AIM: Each line containing the word "connection" should be found and copied.

Stored entries:
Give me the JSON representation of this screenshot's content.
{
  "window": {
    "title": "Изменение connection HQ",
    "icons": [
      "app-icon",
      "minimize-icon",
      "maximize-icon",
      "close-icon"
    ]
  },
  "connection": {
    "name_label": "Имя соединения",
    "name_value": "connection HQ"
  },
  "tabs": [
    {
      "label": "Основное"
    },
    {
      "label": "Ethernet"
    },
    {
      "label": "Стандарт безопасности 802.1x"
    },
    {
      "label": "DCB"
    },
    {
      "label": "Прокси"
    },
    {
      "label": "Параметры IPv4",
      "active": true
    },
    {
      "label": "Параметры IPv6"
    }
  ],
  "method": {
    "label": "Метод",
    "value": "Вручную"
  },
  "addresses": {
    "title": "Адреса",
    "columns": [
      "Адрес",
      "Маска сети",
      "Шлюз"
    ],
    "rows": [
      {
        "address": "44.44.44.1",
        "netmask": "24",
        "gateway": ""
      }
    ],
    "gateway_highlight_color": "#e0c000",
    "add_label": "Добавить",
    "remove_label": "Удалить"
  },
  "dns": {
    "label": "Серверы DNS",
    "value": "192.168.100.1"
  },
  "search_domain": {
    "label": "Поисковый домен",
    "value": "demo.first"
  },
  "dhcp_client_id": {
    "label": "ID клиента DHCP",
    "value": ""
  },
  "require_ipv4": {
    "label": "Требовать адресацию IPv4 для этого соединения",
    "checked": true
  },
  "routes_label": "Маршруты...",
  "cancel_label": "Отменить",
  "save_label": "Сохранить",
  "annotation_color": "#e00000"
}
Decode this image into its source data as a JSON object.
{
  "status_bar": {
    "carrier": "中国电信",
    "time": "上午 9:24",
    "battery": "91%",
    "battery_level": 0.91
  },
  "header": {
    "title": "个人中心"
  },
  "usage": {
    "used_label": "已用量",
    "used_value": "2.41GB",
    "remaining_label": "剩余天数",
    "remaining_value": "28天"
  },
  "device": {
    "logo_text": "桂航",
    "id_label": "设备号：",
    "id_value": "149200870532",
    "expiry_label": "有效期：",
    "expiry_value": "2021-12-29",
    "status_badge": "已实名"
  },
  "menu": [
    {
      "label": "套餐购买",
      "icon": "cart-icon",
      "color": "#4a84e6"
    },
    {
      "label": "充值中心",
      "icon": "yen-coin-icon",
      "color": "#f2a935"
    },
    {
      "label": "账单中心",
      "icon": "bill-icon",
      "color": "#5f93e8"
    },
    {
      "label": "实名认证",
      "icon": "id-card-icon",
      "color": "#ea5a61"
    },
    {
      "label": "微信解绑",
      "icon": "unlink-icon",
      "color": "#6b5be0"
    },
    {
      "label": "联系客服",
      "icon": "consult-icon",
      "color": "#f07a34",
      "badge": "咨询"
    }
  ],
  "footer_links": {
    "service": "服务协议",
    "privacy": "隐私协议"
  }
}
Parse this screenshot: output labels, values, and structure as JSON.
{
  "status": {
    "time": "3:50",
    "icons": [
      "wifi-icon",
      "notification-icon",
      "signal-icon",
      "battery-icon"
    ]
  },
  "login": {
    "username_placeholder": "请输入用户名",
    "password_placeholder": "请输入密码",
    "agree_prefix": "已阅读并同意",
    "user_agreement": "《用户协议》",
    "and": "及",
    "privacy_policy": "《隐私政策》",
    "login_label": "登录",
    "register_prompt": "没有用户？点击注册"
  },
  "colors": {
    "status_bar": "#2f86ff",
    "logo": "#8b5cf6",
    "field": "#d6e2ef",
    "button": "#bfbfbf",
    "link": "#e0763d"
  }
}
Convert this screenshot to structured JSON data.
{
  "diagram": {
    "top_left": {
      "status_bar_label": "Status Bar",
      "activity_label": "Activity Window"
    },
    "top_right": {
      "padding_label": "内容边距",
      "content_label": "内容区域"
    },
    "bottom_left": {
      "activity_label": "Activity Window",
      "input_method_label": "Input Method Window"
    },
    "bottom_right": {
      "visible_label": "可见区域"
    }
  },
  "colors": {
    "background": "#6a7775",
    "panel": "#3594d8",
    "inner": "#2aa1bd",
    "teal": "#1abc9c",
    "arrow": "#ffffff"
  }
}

EXERCISE RESULT:
    "title": "Изменение connection HQ",
  "connection": {
    "name_value": "connection HQ"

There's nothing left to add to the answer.